_Prompt_. All records must be quoted exactly. Omit the pictures.
** START OF Extracted material **
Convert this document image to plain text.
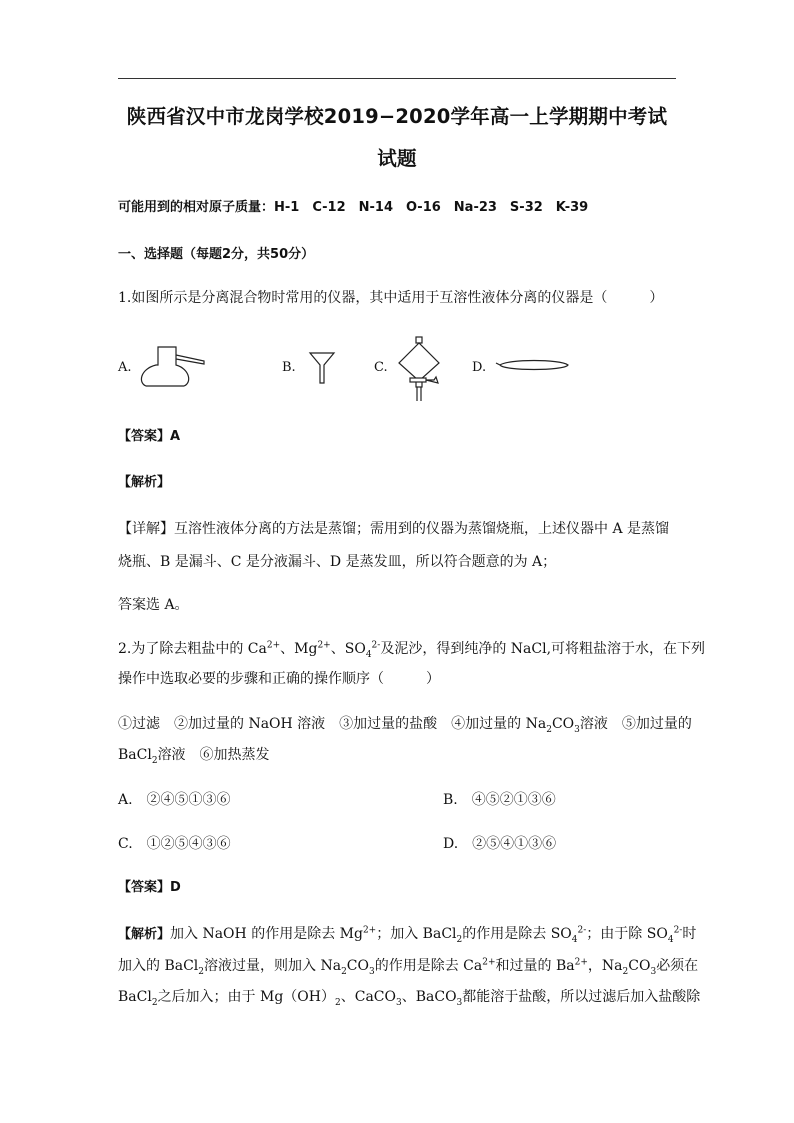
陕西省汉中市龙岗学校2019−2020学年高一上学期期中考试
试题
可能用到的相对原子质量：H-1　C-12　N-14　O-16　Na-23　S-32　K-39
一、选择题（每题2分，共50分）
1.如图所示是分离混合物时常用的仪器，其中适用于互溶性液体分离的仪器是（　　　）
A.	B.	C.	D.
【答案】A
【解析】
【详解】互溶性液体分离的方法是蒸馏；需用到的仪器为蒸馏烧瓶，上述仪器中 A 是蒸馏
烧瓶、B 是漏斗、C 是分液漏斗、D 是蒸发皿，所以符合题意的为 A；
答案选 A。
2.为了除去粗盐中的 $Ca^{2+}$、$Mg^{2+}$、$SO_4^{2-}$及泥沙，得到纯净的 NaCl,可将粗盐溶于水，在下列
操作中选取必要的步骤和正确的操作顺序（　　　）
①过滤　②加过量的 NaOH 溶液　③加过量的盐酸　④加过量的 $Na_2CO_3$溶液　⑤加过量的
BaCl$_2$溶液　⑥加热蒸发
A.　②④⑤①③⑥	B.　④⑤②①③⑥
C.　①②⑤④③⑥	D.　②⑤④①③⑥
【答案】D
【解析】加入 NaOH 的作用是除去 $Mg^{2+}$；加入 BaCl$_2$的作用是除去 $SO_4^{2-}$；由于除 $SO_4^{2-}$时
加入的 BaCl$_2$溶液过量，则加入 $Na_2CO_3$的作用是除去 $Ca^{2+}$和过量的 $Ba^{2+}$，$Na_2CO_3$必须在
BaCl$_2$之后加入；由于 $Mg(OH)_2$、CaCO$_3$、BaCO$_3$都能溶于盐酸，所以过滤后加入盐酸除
** END OF Extracted material **
_Task answer_.
Convert this document image to plain text.
陕西省汉中市龙岗学校2019−2020学年高一上学期期中考试
试题
可能用到的相对原子质量：H-1　C-12　N-14　O-16　Na-23　S-32　K-39
一、选择题（每题2分，共50分）
1.如图所示是分离混合物时常用的仪器，其中适用于互溶性液体分离的仪器是（　　　）
A.	B.	C.	D.
【答案】A
【解析】
【详解】互溶性液体分离的方法是蒸馏；需用到的仪器为蒸馏烧瓶，上述仪器中 A 是蒸馏
烧瓶、B 是漏斗、C 是分液漏斗、D 是蒸发皿，所以符合题意的为 A；
答案选 A。
2.为了除去粗盐中的 $Ca^{2+}$、$Mg^{2+}$、$SO_4^{2-}$及泥沙，得到纯净的 NaCl,可将粗盐溶于水，在下列
操作中选取必要的步骤和正确的操作顺序（　　　）
①过滤　②加过量的 NaOH 溶液　③加过量的盐酸　④加过量的 $Na_2CO_3$溶液　⑤加过量的
BaCl$_2$溶液　⑥加热蒸发
A.　②④⑤①③⑥	B.　④⑤②①③⑥
C.　①②⑤④③⑥	D.　②⑤④①③⑥
【答案】D
【解析】加入 NaOH 的作用是除去 $Mg^{2+}$；加入 BaCl$_2$的作用是除去 $SO_4^{2-}$；由于除 $SO_4^{2-}$时
加入的 BaCl$_2$溶液过量，则加入 $Na_2CO_3$的作用是除去 $Ca^{2+}$和过量的 $Ba^{2+}$，$Na_2CO_3$必须在
BaCl$_2$之后加入；由于 $Mg(OH)_2$、CaCO$_3$、BaCO$_3$都能溶于盐酸，所以过滤后加入盐酸除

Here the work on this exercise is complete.